== Challenge ==
Identify the lines that include the word "heading", then copy all of them.

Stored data
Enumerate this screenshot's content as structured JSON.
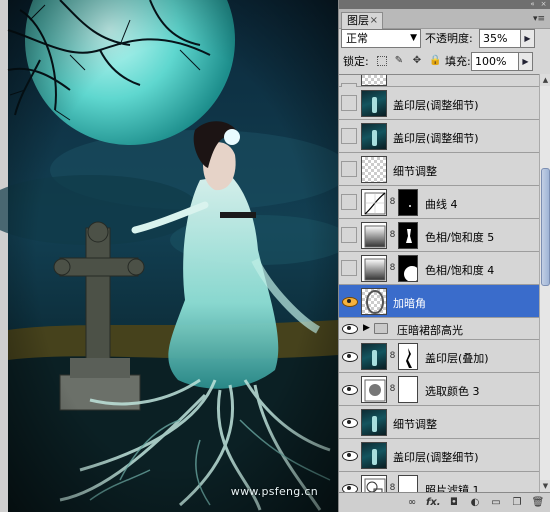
{
  "artwork": {
    "watermark": "www.psfeng.cn"
  },
  "panel": {
    "tab_label": "图层",
    "tab_close": "×",
    "blend_mode": "正常",
    "opacity_label": "不透明度:",
    "opacity_value": "35%",
    "lock_label": "锁定:",
    "fill_label": "填充:",
    "fill_value": "100%",
    "stepper_arrow": "▶",
    "dropdown_arrow": "▼",
    "folder_arrow": "▶",
    "chain_glyph": "8"
  },
  "layers": [
    {
      "name": "",
      "visible": false,
      "thumb": "checker",
      "partial": true
    },
    {
      "name": "盖印层(调整细节)",
      "visible": false,
      "thumb": "photo"
    },
    {
      "name": "盖印层(调整细节)",
      "visible": false,
      "thumb": "photo"
    },
    {
      "name": "细节调整",
      "visible": false,
      "thumb": "checker"
    },
    {
      "name": "曲线 4",
      "visible": false,
      "thumb": "adj-curves",
      "mask": "black"
    },
    {
      "name": "色相/饱和度 5",
      "visible": false,
      "thumb": "adj-levels",
      "mask": "black"
    },
    {
      "name": "色相/饱和度 4",
      "visible": false,
      "thumb": "adj-levels",
      "mask": "black"
    },
    {
      "name": "加暗角",
      "visible": true,
      "thumb": "checker-vignette",
      "selected": true
    },
    {
      "name": "压暗裙部高光",
      "visible": true,
      "group": true
    },
    {
      "name": "盖印层(叠加)",
      "visible": true,
      "thumb": "photo",
      "mask": "white"
    },
    {
      "name": "选取颜色 3",
      "visible": true,
      "thumb": "adj-selective",
      "mask": "white"
    },
    {
      "name": "细节调整",
      "visible": true,
      "thumb": "photo"
    },
    {
      "name": "盖印层(调整细节)",
      "visible": true,
      "thumb": "photo"
    },
    {
      "name": "照片滤镜 1",
      "visible": true,
      "thumb": "adj-photo",
      "mask": "white"
    }
  ],
  "icons": {
    "lock_transparent": "checkerboard-lock-icon",
    "lock_paint": "brush-lock-icon",
    "lock_move": "move-lock-icon",
    "lock_all": "padlock-icon",
    "link": "link-icon",
    "fx": "fx-icon",
    "mask": "add-mask-icon",
    "adjustment": "adjustment-layer-icon",
    "group": "new-group-icon",
    "new": "new-layer-icon",
    "trash": "trash-icon"
  }
}
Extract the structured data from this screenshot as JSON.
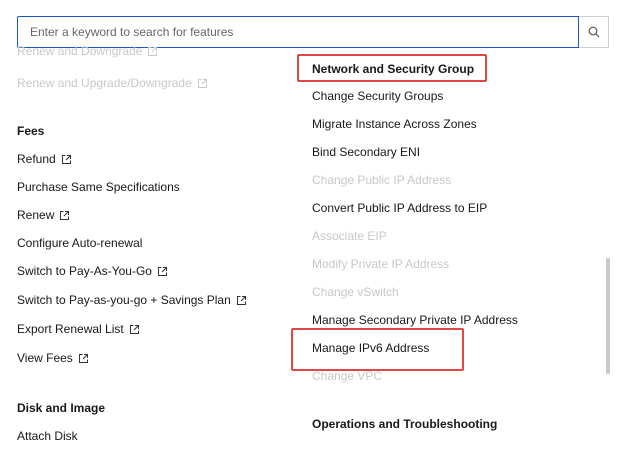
{
  "search": {
    "placeholder": "Enter a keyword to search for features",
    "value": ""
  },
  "left_column": {
    "top_items": [
      {
        "label": "Renew and Downgrade",
        "disabled": true,
        "external": true
      },
      {
        "label": "Renew and Upgrade/Downgrade",
        "disabled": true,
        "external": true
      }
    ],
    "fees": {
      "heading": "Fees",
      "items": [
        {
          "label": "Refund",
          "external": true
        },
        {
          "label": "Purchase Same Specifications",
          "external": false
        },
        {
          "label": "Renew",
          "external": true
        },
        {
          "label": "Configure Auto-renewal",
          "external": false
        },
        {
          "label": "Switch to Pay-As-You-Go",
          "external": true
        },
        {
          "label": "Switch to Pay-as-you-go + Savings Plan",
          "external": true
        },
        {
          "label": "Export Renewal List",
          "external": true
        },
        {
          "label": "View Fees",
          "external": true
        }
      ]
    },
    "disk": {
      "heading": "Disk and Image",
      "items": [
        {
          "label": "Attach Disk"
        }
      ]
    }
  },
  "right_column": {
    "network": {
      "heading": "Network and Security Group",
      "items": [
        {
          "label": "Change Security Groups",
          "disabled": false
        },
        {
          "label": "Migrate Instance Across Zones",
          "disabled": false
        },
        {
          "label": "Bind Secondary ENI",
          "disabled": false
        },
        {
          "label": "Change Public IP Address",
          "disabled": true
        },
        {
          "label": "Convert Public IP Address to EIP",
          "disabled": false
        },
        {
          "label": "Associate EIP",
          "disabled": true
        },
        {
          "label": "Modify Private IP Address",
          "disabled": true
        },
        {
          "label": "Change vSwitch",
          "disabled": true
        },
        {
          "label": "Manage Secondary Private IP Address",
          "disabled": false
        },
        {
          "label": "Manage IPv6 Address",
          "disabled": false
        },
        {
          "label": "Change VPC",
          "disabled": true
        }
      ]
    },
    "ops": {
      "heading": "Operations and Troubleshooting"
    }
  },
  "colors": {
    "highlight": "#e04848",
    "input_border": "#1b58c4",
    "disabled_text": "#c8c8c8"
  }
}
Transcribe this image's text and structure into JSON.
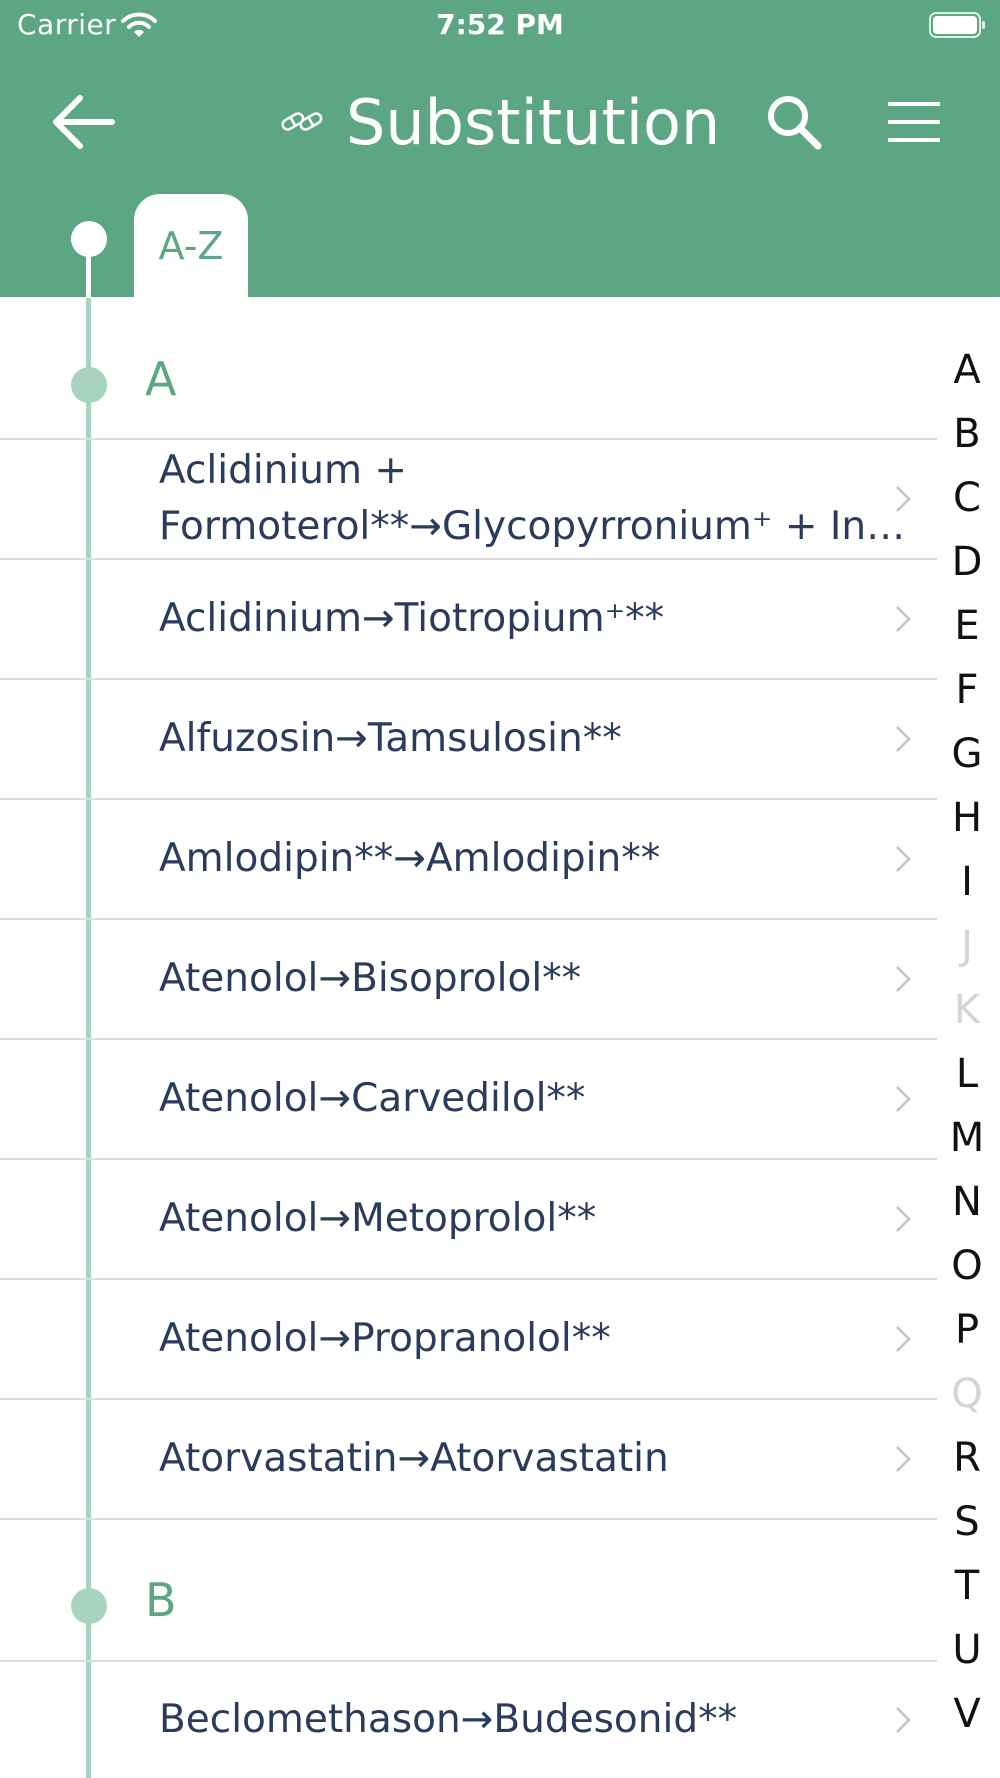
{
  "status_bar": {
    "carrier": "Carrier",
    "time": "7:52 PM"
  },
  "nav": {
    "title": "Substitution",
    "back_icon": "arrow-left-icon",
    "title_icon": "pills-icon",
    "search_icon": "search-icon",
    "menu_icon": "hamburger-menu-icon"
  },
  "tabs": [
    {
      "label": "A-Z",
      "selected": true
    }
  ],
  "sections": [
    {
      "letter": "A",
      "items": [
        {
          "lines": [
            "Aclidinium +",
            "Formoterol**→Glycopyrronium⁺ + Ind..."
          ]
        },
        {
          "label": "Aclidinium→Tiotropium⁺**"
        },
        {
          "label": "Alfuzosin→Tamsulosin**"
        },
        {
          "label": "Amlodipin**→Amlodipin**"
        },
        {
          "label": "Atenolol→Bisoprolol**"
        },
        {
          "label": "Atenolol→Carvedilol**"
        },
        {
          "label": "Atenolol→Metoprolol**"
        },
        {
          "label": "Atenolol→Propranolol**"
        },
        {
          "label": "Atorvastatin→Atorvastatin"
        }
      ]
    },
    {
      "letter": "B",
      "items": [
        {
          "label": "Beclomethason→Budesonid**"
        }
      ]
    }
  ],
  "index_letters": [
    {
      "letter": "A",
      "enabled": true
    },
    {
      "letter": "B",
      "enabled": true
    },
    {
      "letter": "C",
      "enabled": true
    },
    {
      "letter": "D",
      "enabled": true
    },
    {
      "letter": "E",
      "enabled": true
    },
    {
      "letter": "F",
      "enabled": true
    },
    {
      "letter": "G",
      "enabled": true
    },
    {
      "letter": "H",
      "enabled": true
    },
    {
      "letter": "I",
      "enabled": true
    },
    {
      "letter": "J",
      "enabled": false
    },
    {
      "letter": "K",
      "enabled": false
    },
    {
      "letter": "L",
      "enabled": true
    },
    {
      "letter": "M",
      "enabled": true
    },
    {
      "letter": "N",
      "enabled": true
    },
    {
      "letter": "O",
      "enabled": true
    },
    {
      "letter": "P",
      "enabled": true
    },
    {
      "letter": "Q",
      "enabled": false
    },
    {
      "letter": "R",
      "enabled": true
    },
    {
      "letter": "S",
      "enabled": true
    },
    {
      "letter": "T",
      "enabled": true
    },
    {
      "letter": "U",
      "enabled": true
    },
    {
      "letter": "V",
      "enabled": true
    }
  ],
  "colors": {
    "header": "#5da684",
    "accent": "#5da684",
    "timeline": "#a8d4bf",
    "item_text": "#2b3b5c",
    "divider": "#dcdcdc",
    "index_disabled": "#d4d4d4"
  }
}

== Solved exercise ==
      "heading": "Fees",
      "heading": "Disk and Image",
      "heading": "Network and Security Group",
      "heading": "Operations and Troubleshooting"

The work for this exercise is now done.